■ Exercise instructions:
**1)** Write out the section of the column on the ground zero mosque that begins at the words "Now this may" and stops after "contentious campaign environment.".
**2)** Continue the column about Crist and the ground zero mosque, starting with the sentence that follows its last one.

■ Quoted passage:
· · · ·

Islam in America

Tuesday, August 17, 2010

An inconvenient Constitution

An inconvenient Constitution

By Daniel Ruth, Times correspondent
In Print: Tuesday, August 17, 2010
St. Petersburg Times

We sure do love our cherished freedoms, our beloved rights, our rock-ribbed values — unless, of course, we actually have to defend them.

And so even though it was a fairly fleeting comment, once again Gov. Charlie Crist offered up a compelling example of just how liberating it can be to shed the ideological strictures that come with being associated with the elitist junta of jodhpurs controlling the Republican Party these days.

The newly minted independent candidate for U.S. Senate said he agreed with President Barack Obama's view that building a mosque near the 9/11 ground zero site in New York was perfectly appropriate and in keeping with fundamental American principles protecting religious expression.

Crist could have taken the easy route and joined the chorus of political bloviating phonies decrying the very idea that a mosque might be built within blocks of ground zero. Many others, including Democrats such as U.S. Senate candidate Jeff Greene and gubernatorial candidate Alex Sink, jumped on the demagoguery bandwagon to oppose the notion of people practicing a faith so near the site of the worst act of terrorism in U.S. history. And nobody exploited the situation as brazenly as Republican gubernatorial candidate Rick Scott with his overheated rhetoric and quickie ad.

Instead, Crist sided not so much with Obama but with the U.S. Constitution, that oftentimes awkward, inconvenient, troublesome document that protects stuff like the rights of the people to pray, to speak, to assemble, to petition their government.

"I know there are sensitivities and I understand them," Crist said, adding however, "This is a place where you're supposed to be able to practice your religion without the government telling you you can't."

Now this may not have qualified as a profile in courage, but it certainly represents a declaration of political independence for Crist in taking an unpopular stand in the middle of a contentious campaign environment.

Does anyone seriously doubt had the mosque kerfuffle arisen six months ago, when Crist was still a Republican, that the governor in the midst of a nasty primary fight with former Florida House Speaker Marco Rubio would have felt compelled to oppose Obama out of fear of flummoxing the checkbook of foie gras in command of the GOP?

· · · ·

■ Entries supplied:
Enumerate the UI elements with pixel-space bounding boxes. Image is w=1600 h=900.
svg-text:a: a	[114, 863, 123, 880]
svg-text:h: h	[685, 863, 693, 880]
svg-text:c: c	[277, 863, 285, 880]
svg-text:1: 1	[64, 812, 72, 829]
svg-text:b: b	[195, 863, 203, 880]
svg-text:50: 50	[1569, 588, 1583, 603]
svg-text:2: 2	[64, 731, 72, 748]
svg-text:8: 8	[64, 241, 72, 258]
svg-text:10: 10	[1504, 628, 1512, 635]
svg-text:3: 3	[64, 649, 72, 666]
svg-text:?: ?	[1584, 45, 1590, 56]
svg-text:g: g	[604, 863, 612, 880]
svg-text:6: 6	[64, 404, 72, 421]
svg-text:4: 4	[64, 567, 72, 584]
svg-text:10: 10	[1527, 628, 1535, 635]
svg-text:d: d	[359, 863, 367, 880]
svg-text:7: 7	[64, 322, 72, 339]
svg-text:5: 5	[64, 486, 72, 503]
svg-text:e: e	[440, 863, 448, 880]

· · · ·

■ Written responses:
**1)**
Now this may not have qualified as a profile in courage, but it certainly represents a declaration of political independence for Crist in taking an unpopular stand in the middle of a contentious campaign environment.

**2)**
Instead, Crist was free to — how revolutionary — do the proper thing in siding with the right of American citizens to worship.

It is always worth noting that the Constitution exists not to protect your right to stand on a street corner praising motherhood, apple pie and the flag but to protect unpopular, sometimes offensive and most certainly insensitive expressions, opinions and beliefs.

And it could certainly be argued the flap over the mosque has more to do with Islamaphobia than the more specific notion of building a mosque within blocks of ground zero. Indulge an idle question. Had the 9/11 attacks, resulting the murders of 3,000 innocent victims (including Muslims), been perpetrated by a gang of deranged Methodists, would there still be the same cacophony of faux outrage over plans to build a Methodist church within blocks of the World Trade Center site?

It is more than fair to regard that hole in the ground in lower Manhattan as "hallowed ground." It is indeed a memorial to incredible loss of life and the unbounded courage of the first responders who paid the ultimate price that horrific day.

But the same people who are so discombobulated over the idea Muslims might worship steps from ground zero seem blithely indifferent to the presence of strip clubs, lingerie modeling shops and off-track betting parlors which populate the area within the same distance of the proposed mosque near this "hallowed ground."

You want offensive? I have visited ground zero on many occasions and I have always been struck — and offended — by the sleazy street vendors hawking 9/11 "souvenirs" — everything from 9/11 key chains, to 9/11 snow globes, to 9/11 geegaws picturing Osama bin Laden. How offensive is the notion that the murder of 3,000 people has become a business opportunity for a bunch of tawdry vultures? And not a peep of protest. But at least they aren't praying to Allah.

We don't do "hallowed ground" very well in this country.

Offensive? Graves have been desecrated in Arlington National Cemetery. There is an effort to build casinos on the edge of the Gettysburg Battlefield. Our national parks system has been allowed to deteriorate. And since 9/11, reconstruction of the "hallowed ground" location has been bogged down by petty interests.

It took nine years to build the Acropolis in Athens — in 438 B.C. And yet nine years after 9/11 the World Trade Center site is still mostly an open gap in the Manhattan landscape.

In the short term, it might be argued a faith that has an estimated 1.5 billion adherents is under attack for purely craven political gain. But the real victim here is the very Constitution all these pandering pols are supposed to be defending.

How offensive is that?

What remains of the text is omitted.